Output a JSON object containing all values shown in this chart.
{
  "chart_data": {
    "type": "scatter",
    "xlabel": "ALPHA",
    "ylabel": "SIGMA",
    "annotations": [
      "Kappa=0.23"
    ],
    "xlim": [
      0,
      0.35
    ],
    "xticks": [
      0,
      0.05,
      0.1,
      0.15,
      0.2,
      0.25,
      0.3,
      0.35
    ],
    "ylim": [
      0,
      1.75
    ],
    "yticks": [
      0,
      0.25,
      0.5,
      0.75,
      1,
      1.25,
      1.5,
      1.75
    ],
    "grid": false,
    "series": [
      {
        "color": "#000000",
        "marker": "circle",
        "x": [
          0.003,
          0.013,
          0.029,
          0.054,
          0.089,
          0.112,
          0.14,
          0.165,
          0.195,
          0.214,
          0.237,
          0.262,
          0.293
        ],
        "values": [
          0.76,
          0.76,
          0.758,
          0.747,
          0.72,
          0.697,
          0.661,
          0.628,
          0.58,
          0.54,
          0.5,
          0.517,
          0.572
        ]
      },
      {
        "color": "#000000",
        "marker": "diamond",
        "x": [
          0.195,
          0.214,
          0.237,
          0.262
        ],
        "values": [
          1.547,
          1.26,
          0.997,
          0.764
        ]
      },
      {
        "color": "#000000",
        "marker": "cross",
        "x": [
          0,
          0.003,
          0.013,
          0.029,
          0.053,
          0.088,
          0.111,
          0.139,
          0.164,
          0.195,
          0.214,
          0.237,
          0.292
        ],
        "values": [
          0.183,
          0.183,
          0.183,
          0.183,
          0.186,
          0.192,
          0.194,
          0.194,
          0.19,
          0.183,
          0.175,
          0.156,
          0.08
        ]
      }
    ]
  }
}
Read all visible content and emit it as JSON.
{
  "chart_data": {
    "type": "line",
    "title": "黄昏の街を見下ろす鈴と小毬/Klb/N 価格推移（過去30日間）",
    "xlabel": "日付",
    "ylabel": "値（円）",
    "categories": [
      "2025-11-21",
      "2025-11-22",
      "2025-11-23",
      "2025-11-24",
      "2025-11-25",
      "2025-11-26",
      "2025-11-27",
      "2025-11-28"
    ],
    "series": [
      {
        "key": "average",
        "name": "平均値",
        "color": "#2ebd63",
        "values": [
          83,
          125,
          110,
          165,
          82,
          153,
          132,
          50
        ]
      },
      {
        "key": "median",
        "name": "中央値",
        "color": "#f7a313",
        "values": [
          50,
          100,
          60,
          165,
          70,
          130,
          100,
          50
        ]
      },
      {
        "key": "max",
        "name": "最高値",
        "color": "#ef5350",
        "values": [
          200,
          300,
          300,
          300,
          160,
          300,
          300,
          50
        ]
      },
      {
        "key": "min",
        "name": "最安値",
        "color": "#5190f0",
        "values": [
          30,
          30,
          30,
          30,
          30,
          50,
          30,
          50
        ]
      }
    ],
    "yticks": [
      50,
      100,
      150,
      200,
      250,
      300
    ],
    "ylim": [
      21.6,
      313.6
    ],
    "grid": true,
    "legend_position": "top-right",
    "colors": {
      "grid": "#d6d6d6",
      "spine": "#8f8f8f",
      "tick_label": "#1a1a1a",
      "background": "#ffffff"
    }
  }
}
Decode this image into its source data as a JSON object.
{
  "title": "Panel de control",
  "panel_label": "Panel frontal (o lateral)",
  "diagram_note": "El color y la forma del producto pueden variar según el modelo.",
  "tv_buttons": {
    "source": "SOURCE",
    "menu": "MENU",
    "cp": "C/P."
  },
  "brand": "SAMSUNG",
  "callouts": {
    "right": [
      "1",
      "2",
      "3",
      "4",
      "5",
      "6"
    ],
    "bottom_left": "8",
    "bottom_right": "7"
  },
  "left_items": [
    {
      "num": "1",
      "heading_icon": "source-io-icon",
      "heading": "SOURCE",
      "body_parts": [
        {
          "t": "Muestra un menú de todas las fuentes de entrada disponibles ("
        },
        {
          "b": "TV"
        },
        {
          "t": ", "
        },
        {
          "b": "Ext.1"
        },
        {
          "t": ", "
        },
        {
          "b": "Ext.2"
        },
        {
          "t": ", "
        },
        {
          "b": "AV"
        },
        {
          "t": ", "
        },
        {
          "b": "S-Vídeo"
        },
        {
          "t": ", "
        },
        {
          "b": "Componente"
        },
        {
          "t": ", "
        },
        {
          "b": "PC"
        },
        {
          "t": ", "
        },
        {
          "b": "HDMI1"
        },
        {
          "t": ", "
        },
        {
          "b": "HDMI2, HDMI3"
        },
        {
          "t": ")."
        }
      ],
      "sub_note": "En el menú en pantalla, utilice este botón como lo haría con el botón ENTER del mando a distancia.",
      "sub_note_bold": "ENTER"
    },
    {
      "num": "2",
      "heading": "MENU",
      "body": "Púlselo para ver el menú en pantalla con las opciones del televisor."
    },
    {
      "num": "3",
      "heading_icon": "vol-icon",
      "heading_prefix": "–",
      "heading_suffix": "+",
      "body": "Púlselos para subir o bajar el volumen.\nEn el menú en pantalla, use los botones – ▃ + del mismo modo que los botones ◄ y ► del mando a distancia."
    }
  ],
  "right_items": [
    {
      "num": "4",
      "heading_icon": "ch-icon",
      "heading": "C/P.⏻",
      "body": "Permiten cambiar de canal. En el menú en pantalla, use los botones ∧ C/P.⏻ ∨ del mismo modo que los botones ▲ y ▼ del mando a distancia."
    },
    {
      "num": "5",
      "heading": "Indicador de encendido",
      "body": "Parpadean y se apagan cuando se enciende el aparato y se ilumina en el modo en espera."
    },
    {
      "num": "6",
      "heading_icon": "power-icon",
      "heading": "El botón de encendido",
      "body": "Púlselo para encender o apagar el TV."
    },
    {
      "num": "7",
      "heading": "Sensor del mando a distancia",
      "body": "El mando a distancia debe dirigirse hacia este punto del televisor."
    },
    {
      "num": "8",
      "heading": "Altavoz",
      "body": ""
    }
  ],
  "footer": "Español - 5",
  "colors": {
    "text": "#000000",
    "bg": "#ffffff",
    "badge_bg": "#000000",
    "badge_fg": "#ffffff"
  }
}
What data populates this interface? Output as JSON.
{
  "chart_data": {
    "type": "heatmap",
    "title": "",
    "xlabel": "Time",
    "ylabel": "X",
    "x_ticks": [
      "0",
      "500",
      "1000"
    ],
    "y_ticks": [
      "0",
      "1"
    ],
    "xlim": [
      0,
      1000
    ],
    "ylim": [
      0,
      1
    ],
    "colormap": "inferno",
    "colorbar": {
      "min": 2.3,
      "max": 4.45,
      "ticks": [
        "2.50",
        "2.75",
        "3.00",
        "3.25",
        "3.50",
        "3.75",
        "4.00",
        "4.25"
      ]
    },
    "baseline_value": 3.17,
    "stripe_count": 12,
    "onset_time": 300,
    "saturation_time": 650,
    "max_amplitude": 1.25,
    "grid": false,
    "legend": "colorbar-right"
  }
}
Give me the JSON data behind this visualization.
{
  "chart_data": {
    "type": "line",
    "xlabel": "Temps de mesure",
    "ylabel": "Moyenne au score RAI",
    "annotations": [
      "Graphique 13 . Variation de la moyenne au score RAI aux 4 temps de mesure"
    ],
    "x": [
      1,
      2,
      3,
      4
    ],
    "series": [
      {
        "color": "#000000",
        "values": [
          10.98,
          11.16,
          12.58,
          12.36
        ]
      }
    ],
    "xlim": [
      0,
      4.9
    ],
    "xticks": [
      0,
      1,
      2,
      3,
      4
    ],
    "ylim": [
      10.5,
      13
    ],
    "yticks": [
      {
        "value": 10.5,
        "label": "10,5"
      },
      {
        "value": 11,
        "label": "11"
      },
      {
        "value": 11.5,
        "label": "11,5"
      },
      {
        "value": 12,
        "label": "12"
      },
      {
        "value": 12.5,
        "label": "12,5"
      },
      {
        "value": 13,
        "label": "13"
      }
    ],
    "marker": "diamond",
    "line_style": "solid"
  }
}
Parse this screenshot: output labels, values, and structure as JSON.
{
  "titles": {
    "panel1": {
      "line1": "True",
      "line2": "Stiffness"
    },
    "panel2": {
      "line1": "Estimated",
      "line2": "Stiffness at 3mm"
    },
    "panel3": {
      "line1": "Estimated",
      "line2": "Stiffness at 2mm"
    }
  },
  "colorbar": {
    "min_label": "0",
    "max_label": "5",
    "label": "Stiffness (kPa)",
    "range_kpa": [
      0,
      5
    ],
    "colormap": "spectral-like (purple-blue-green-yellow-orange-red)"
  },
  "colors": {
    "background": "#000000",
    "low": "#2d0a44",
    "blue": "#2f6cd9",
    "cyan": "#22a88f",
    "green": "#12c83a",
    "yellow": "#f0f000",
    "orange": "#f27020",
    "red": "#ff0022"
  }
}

**WHAT YOU WILL DO**
Set down, exactly and in full, the lines from the one containing "Parse this screenshot: output" through the end of the entries; no other line belongs.

**TASK ANSWER**
Parse this screenshot: output labels, values, and structure as JSON.
{
  "titles": {
    "panel1": {
      "line1": "True",
      "line2": "Stiffness"
    },
    "panel2": {
      "line1": "Estimated",
      "line2": "Stiffness at 3mm"
    },
    "panel3": {
      "line1": "Estimated",
      "line2": "Stiffness at 2mm"
    }
  },
  "colorbar": {
    "min_label": "0",
    "max_label": "5",
    "label": "Stiffness (kPa)",
    "range_kpa": [
      0,
      5
    ],
    "colormap": "spectral-like (purple-blue-green-yellow-orange-red)"
  },
  "colors": {
    "background": "#000000",
    "low": "#2d0a44",
    "blue": "#2f6cd9",
    "cyan": "#22a88f",
    "green": "#12c83a",
    "yellow": "#f0f000",
    "orange": "#f27020",
    "red": "#ff0022"
  }
}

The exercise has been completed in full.